- What is needed
Filter the entries that follow, copying every line in which the word "idea" appears.
• • • • • • •
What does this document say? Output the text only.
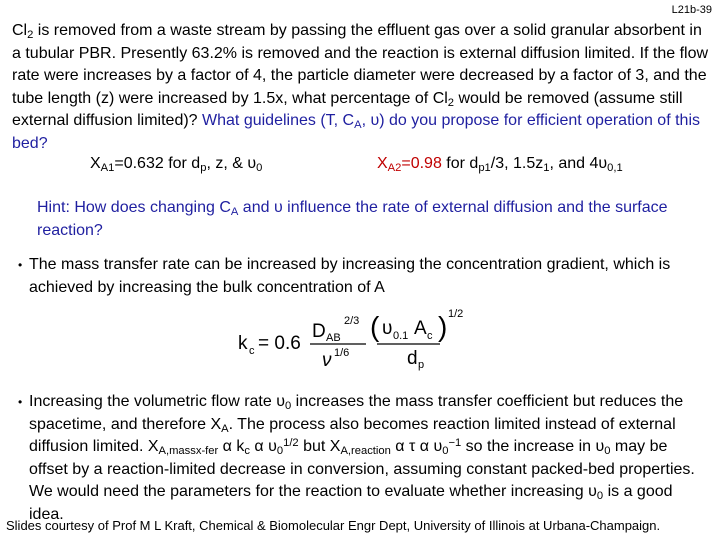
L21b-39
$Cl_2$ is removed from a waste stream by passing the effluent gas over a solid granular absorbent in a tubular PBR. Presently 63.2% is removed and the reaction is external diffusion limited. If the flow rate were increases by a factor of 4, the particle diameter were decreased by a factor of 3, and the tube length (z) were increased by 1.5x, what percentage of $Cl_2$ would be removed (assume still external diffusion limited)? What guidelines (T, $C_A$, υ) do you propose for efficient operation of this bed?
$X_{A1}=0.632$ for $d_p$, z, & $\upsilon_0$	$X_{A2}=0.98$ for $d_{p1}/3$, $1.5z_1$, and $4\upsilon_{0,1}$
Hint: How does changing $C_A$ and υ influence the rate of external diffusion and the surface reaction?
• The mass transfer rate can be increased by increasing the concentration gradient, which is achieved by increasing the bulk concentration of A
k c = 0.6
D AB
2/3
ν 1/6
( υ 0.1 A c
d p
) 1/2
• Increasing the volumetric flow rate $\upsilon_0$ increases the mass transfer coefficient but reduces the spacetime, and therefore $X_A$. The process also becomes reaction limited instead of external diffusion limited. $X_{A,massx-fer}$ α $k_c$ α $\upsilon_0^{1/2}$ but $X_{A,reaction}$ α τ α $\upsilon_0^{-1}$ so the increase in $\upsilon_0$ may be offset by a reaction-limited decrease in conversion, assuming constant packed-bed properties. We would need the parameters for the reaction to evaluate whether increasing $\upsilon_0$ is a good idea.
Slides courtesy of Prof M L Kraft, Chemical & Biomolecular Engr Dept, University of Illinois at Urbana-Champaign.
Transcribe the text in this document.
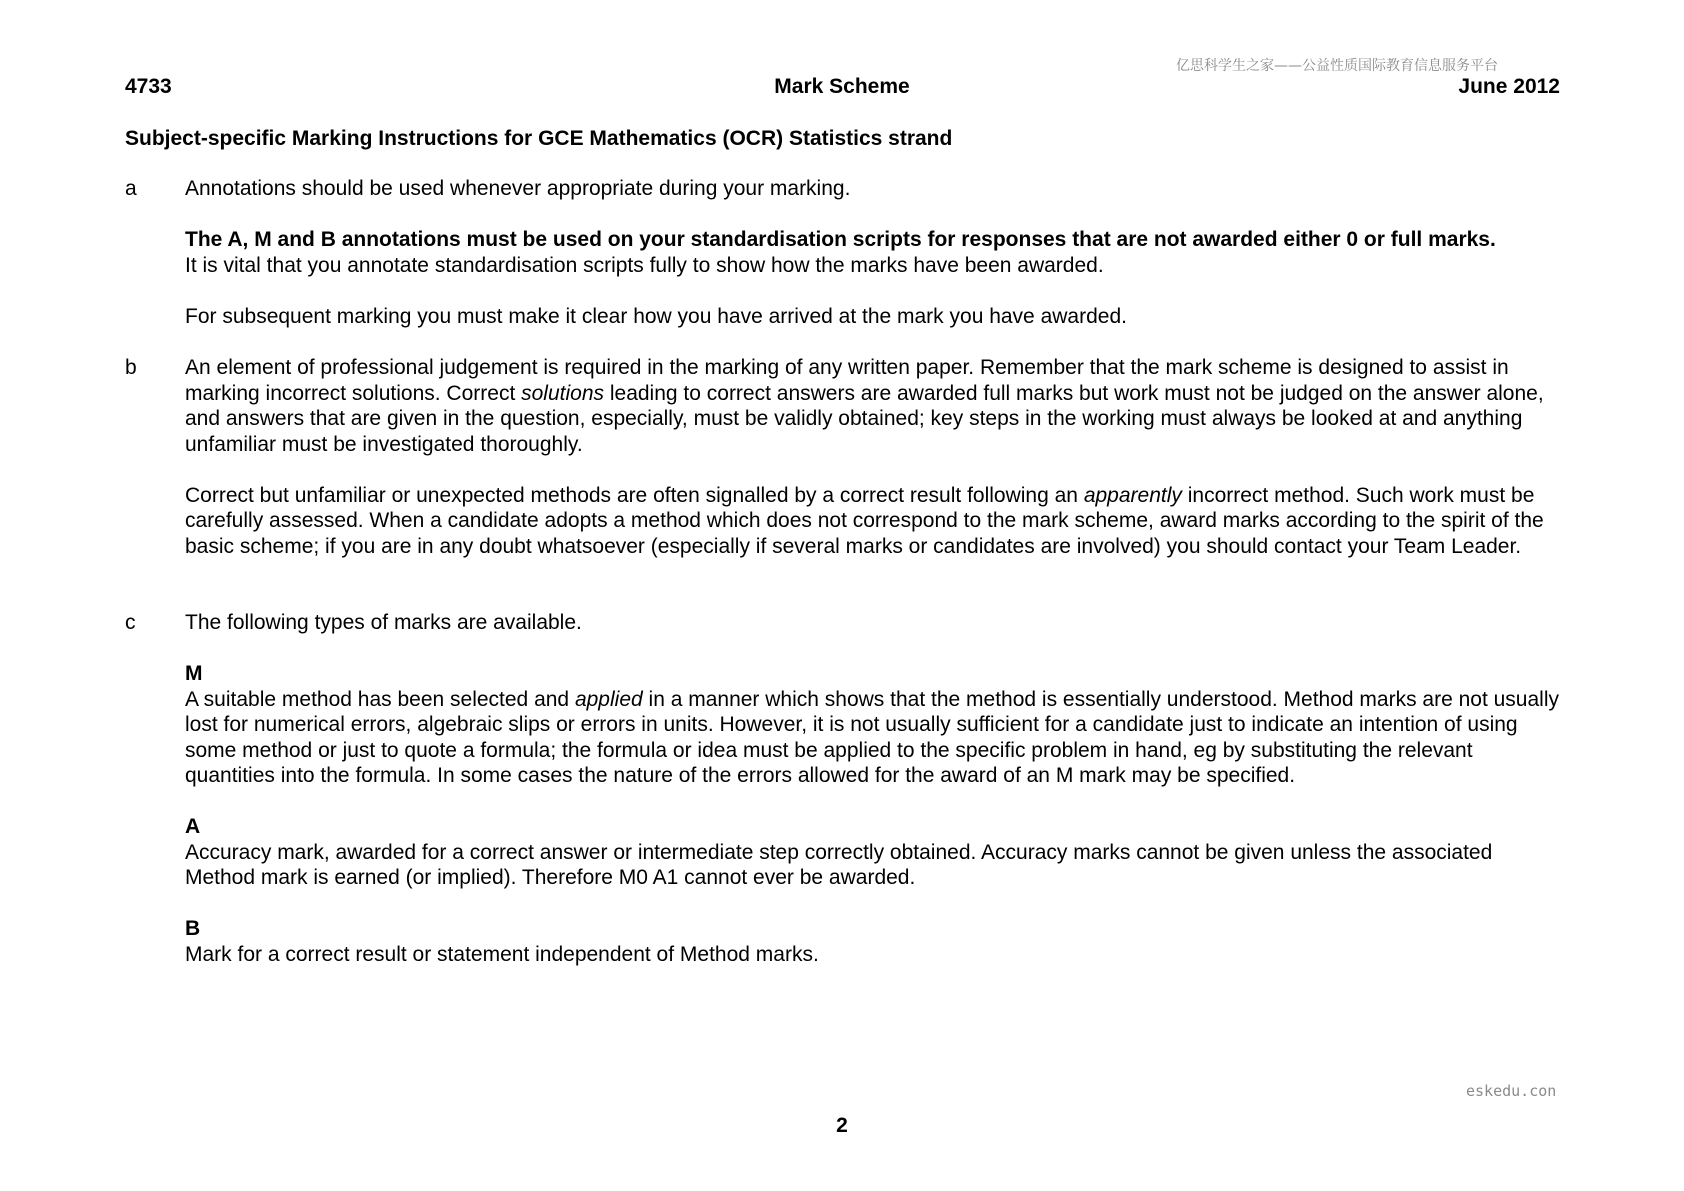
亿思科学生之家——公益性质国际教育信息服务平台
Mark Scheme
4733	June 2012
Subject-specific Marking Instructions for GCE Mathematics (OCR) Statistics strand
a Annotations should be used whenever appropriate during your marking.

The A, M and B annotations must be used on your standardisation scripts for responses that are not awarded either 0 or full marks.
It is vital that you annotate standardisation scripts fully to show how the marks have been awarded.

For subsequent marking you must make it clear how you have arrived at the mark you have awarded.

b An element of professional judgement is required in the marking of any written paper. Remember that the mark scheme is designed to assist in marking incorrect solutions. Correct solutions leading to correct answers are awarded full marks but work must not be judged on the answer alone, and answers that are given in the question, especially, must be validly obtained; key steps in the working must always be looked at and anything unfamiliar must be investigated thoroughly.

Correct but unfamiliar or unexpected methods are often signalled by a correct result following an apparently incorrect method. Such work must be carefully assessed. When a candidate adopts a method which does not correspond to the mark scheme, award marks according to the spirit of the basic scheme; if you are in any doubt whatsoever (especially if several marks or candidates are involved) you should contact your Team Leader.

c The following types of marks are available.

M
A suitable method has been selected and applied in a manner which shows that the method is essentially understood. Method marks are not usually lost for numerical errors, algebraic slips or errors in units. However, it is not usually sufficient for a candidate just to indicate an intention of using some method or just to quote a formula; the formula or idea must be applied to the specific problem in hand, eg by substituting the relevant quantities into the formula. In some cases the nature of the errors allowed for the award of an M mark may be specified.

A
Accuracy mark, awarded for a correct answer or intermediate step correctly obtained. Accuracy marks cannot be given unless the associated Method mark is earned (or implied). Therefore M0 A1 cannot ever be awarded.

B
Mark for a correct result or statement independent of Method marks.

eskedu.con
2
• • • • • • •
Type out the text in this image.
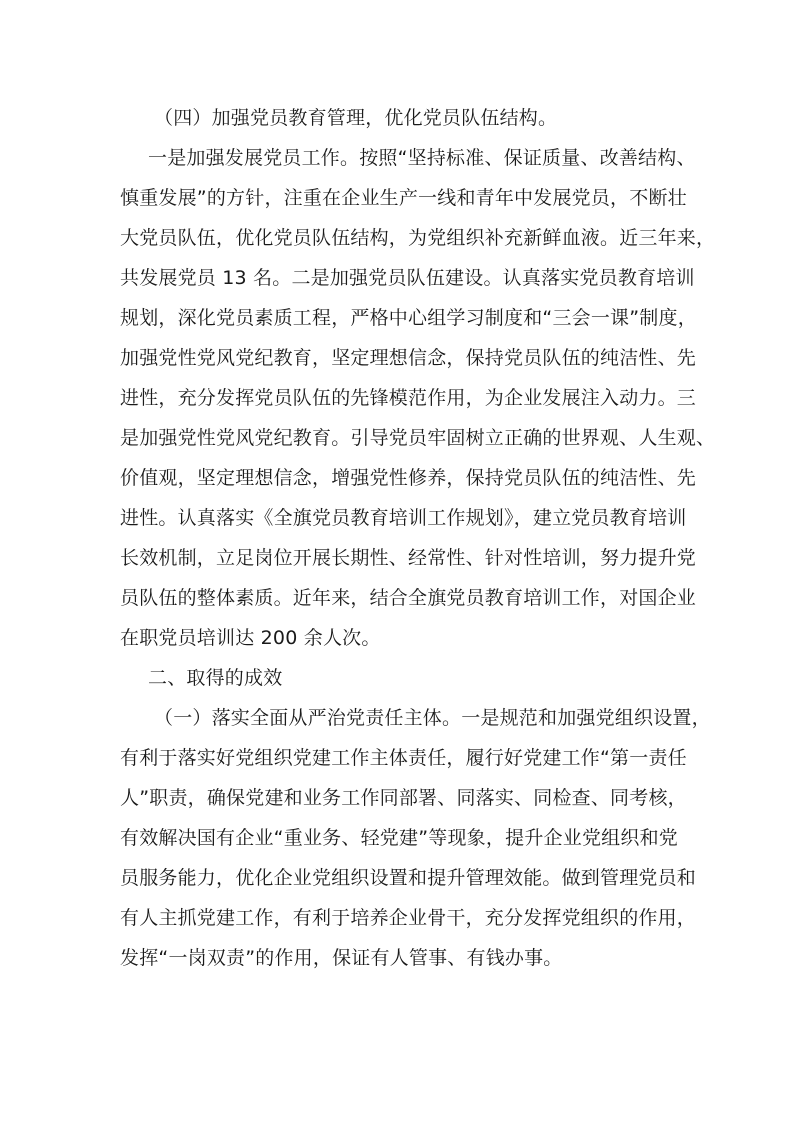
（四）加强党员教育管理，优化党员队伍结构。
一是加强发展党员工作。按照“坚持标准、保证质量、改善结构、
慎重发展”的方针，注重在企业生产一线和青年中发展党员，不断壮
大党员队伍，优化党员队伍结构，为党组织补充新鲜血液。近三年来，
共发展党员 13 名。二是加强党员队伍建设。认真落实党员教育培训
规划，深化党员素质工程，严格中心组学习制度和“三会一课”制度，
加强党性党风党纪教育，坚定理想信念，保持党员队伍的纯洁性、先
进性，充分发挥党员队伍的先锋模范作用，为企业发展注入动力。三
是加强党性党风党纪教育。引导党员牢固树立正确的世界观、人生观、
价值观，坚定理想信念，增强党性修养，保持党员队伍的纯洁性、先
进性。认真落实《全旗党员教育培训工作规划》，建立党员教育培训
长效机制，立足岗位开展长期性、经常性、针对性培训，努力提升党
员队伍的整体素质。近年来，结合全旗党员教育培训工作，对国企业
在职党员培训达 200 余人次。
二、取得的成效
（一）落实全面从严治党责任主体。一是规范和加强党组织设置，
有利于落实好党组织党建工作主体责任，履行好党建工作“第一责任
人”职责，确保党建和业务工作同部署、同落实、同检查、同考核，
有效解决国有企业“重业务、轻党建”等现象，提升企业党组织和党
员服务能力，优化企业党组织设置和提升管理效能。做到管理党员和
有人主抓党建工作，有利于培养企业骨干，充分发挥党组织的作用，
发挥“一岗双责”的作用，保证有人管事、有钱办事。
• • • • • • •
- In response
• Increasing the volumetric flow rate $\upsilon_0$ increases the mass transfer coefficient but reduces the spacetime, and therefore $X_A$. The process also becomes reaction limited instead of external diffusion limited. $X_{A,massx-fer}$ α $k_c$ α $\upsilon_0^{1/2}$ but $X_{A,reaction}$ α τ α $\upsilon_0^{-1}$ so the increase in $\upsilon_0$ may be offset by a reaction-limited decrease in conversion, assuming constant packed-bed properties. We would need the parameters for the reaction to evaluate whether increasing $\upsilon_0$ is a good idea.
A suitable method has been selected and applied in a manner which shows that the method is essentially understood. Method marks are not usually lost for numerical errors, algebraic slips or errors in units. However, it is not usually sufficient for a candidate just to indicate an intention of using some method or just to quote a formula; the formula or idea must be applied to the specific problem in hand, eg by substituting the relevant quantities into the formula. In some cases the nature of the errors allowed for the award of an M mark may be specified.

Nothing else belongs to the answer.